(Dataset rows)
--- START ---
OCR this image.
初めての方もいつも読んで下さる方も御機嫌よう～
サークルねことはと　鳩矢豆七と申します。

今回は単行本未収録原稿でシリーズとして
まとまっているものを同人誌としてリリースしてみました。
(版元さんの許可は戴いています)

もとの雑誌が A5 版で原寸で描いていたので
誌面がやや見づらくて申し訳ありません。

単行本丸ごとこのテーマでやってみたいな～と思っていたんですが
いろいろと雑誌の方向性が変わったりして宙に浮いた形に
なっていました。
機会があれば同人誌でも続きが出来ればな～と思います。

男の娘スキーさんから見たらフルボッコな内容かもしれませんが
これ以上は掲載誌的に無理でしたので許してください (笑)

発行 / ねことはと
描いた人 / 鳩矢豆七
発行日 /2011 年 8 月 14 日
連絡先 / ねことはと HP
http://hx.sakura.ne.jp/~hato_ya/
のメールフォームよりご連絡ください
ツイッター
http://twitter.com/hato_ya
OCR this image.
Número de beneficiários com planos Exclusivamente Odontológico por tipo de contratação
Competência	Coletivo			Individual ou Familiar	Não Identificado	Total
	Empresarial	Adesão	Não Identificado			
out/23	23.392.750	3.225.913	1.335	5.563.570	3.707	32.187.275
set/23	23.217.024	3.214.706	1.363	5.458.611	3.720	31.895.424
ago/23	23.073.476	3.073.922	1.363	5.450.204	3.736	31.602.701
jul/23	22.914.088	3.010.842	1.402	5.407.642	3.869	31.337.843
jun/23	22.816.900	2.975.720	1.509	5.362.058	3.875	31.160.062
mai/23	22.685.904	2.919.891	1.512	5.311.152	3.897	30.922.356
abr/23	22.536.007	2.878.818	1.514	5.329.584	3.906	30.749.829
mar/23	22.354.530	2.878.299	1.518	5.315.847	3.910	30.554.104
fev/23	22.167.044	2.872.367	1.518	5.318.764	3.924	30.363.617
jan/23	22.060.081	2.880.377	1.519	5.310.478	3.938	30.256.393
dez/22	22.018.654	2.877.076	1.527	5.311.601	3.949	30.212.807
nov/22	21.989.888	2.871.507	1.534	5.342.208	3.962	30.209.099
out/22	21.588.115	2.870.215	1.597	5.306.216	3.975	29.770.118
--- END ---
(CHALLENGE)
Retype the material in full, character for character.

(WRITTEN RESPONSE)
OCR this image.
初めての方もいつも読んで下さる方も御機嫌よう～
サークルねことはと　鳩矢豆七と申します。

今回は単行本未収録原稿でシリーズとして
まとまっているものを同人誌としてリリースしてみました。
(版元さんの許可は戴いています)

もとの雑誌が A5 版で原寸で描いていたので
誌面がやや見づらくて申し訳ありません。

単行本丸ごとこのテーマでやってみたいな～と思っていたんですが
いろいろと雑誌の方向性が変わったりして宙に浮いた形に
なっていました。
機会があれば同人誌でも続きが出来ればな～と思います。

男の娘スキーさんから見たらフルボッコな内容かもしれませんが
これ以上は掲載誌的に無理でしたので許してください (笑)

発行 / ねことはと
描いた人 / 鳩矢豆七
発行日 /2011 年 8 月 14 日
連絡先 / ねことはと HP
http://hx.sakura.ne.jp/~hato_ya/
のメールフォームよりご連絡ください
ツイッター
http://twitter.com/hato_ya
OCR this image.
Número de beneficiários com planos Exclusivamente Odontológico por tipo de contratação
Competência	Coletivo			Individual ou Familiar	Não Identificado	Total
	Empresarial	Adesão	Não Identificado			
out/23	23.392.750	3.225.913	1.335	5.563.570	3.707	32.187.275
set/23	23.217.024	3.214.706	1.363	5.458.611	3.720	31.895.424
ago/23	23.073.476	3.073.922	1.363	5.450.204	3.736	31.602.701
jul/23	22.914.088	3.010.842	1.402	5.407.642	3.869	31.337.843
jun/23	22.816.900	2.975.720	1.509	5.362.058	3.875	31.160.062
mai/23	22.685.904	2.919.891	1.512	5.311.152	3.897	30.922.356
abr/23	22.536.007	2.878.818	1.514	5.329.584	3.906	30.749.829
mar/23	22.354.530	2.878.299	1.518	5.315.847	3.910	30.554.104
fev/23	22.167.044	2.872.367	1.518	5.318.764	3.924	30.363.617
jan/23	22.060.081	2.880.377	1.519	5.310.478	3.938	30.256.393
dez/22	22.018.654	2.877.076	1.527	5.311.601	3.949	30.212.807
nov/22	21.989.888	2.871.507	1.534	5.342.208	3.962	30.209.099
out/22	21.588.115	2.870.215	1.597	5.306.216	3.975	29.770.118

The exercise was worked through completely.